Challenge:
Could you repeat the items word for word, from the line with "Find all labels, buttons, inputs, and" up to and including the line with "x-tick-label: 2020 xyxy=(365,513,398,528)"? Leave the pictures out of your reply.

Record excerpts:
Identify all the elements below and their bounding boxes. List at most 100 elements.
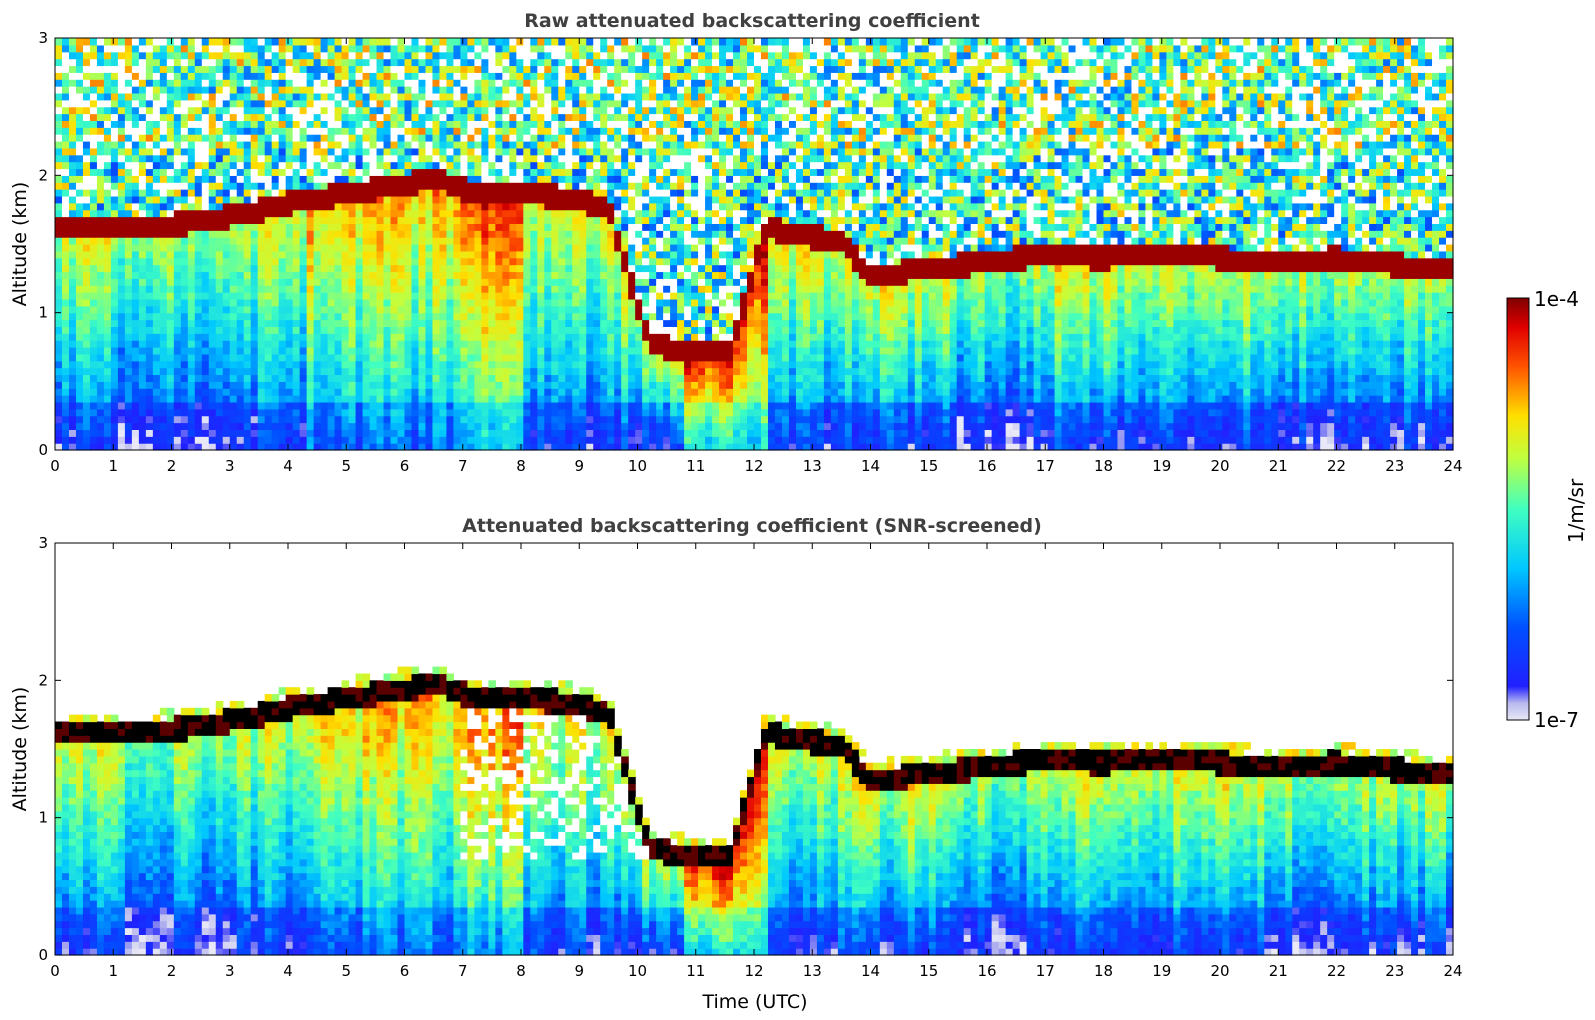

...

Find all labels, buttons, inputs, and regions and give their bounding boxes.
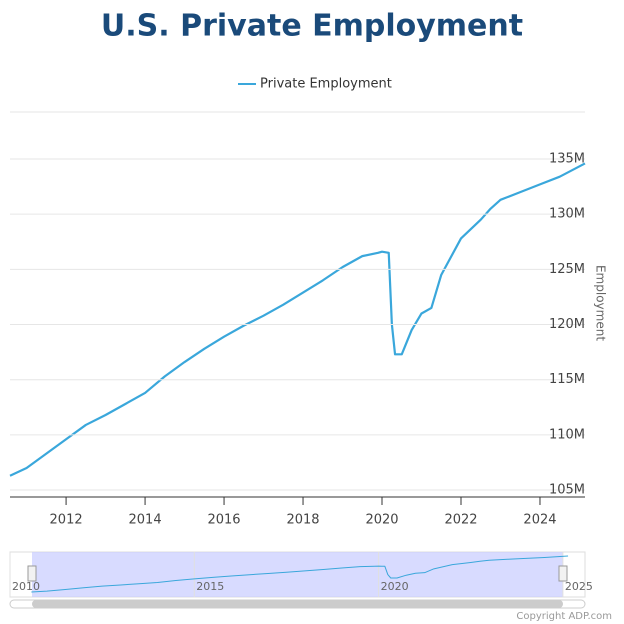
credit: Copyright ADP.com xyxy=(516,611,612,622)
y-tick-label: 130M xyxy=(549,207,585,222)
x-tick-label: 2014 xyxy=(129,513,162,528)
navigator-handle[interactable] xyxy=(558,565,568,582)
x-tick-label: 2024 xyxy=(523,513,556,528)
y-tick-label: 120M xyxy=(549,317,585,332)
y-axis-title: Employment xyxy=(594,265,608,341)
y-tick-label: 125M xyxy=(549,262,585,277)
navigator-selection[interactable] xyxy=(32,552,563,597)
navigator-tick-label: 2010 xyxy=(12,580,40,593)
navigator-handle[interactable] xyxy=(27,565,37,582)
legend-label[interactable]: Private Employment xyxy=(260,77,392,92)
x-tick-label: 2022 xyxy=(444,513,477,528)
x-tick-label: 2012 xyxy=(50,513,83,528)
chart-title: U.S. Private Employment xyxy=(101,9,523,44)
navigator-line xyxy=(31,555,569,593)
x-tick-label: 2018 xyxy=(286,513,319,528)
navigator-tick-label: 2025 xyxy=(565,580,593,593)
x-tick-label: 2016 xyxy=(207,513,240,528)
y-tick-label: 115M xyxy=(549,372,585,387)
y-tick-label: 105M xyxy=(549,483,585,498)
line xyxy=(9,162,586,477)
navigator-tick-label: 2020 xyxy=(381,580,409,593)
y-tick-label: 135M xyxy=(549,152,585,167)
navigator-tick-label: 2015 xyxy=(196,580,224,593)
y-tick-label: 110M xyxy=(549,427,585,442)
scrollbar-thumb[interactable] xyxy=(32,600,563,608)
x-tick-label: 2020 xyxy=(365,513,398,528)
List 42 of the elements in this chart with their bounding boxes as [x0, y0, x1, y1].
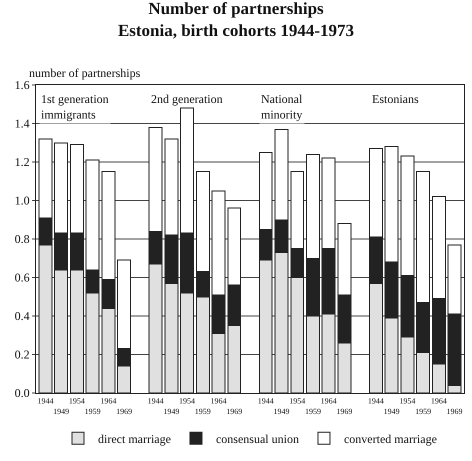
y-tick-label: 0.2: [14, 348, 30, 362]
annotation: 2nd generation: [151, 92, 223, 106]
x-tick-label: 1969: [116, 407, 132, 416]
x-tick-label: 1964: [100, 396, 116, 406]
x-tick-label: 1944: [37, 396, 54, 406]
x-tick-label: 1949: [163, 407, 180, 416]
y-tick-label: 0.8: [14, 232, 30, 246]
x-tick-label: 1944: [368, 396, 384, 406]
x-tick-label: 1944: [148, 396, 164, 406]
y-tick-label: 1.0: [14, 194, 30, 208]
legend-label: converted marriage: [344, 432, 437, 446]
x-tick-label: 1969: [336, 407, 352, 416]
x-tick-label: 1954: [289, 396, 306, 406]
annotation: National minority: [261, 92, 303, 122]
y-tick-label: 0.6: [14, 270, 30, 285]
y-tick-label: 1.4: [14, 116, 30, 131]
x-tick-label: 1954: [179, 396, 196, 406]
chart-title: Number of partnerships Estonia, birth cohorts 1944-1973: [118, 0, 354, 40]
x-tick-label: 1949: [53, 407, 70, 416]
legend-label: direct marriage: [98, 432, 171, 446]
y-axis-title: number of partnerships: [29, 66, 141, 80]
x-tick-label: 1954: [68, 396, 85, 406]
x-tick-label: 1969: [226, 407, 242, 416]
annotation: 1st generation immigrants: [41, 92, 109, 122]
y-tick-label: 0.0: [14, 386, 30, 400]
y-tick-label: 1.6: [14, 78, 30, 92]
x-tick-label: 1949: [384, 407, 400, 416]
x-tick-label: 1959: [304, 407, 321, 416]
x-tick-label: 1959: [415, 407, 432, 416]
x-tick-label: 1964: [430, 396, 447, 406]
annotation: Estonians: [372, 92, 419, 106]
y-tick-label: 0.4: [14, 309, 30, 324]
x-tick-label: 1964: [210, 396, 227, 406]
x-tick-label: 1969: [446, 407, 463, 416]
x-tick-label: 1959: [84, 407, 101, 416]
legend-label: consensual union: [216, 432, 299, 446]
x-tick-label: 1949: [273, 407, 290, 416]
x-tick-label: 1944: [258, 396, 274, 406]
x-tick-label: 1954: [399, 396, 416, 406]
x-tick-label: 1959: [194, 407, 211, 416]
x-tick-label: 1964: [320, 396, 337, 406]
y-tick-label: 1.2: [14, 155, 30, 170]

Full output:
Find all labels, buttons, inputs, and regions and give their bounding boxes.
credit: Copyright ADP.com xyxy=(516,611,612,622)
y-tick-label: 130M xyxy=(549,207,585,222)
x-tick-label: 2014 xyxy=(129,513,162,528)
navigator-handle[interactable] xyxy=(558,565,568,582)
x-tick-label: 2024 xyxy=(523,513,556,528)
y-tick-label: 120M xyxy=(549,317,585,332)
y-axis-title: Employment xyxy=(594,265,608,341)
y-tick-label: 125M xyxy=(549,262,585,277)
navigator-selection[interactable] xyxy=(32,552,563,597)
navigator-tick-label: 2010 xyxy=(12,580,40,593)
navigator-handle[interactable] xyxy=(27,565,37,582)
legend-label[interactable]: Private Employment xyxy=(260,77,392,92)
x-tick-label: 2022 xyxy=(444,513,477,528)
x-tick-label: 2012 xyxy=(50,513,83,528)
chart-title: U.S. Private Employment xyxy=(101,9,523,44)
navigator-line xyxy=(31,555,569,593)
x-tick-label: 2018 xyxy=(286,513,319,528)
navigator-tick-label: 2025 xyxy=(565,580,593,593)
x-tick-label: 2016 xyxy=(207,513,240,528)
y-tick-label: 115M xyxy=(549,372,585,387)
y-tick-label: 105M xyxy=(549,483,585,498)
line xyxy=(9,162,586,477)
navigator-tick-label: 2020 xyxy=(381,580,409,593)
y-tick-label: 135M xyxy=(549,152,585,167)
navigator-tick-label: 2015 xyxy=(196,580,224,593)
y-tick-label: 110M xyxy=(549,427,585,442)
scrollbar-thumb[interactable] xyxy=(32,600,563,608)
x-tick-label: 2020 xyxy=(365,513,398,528)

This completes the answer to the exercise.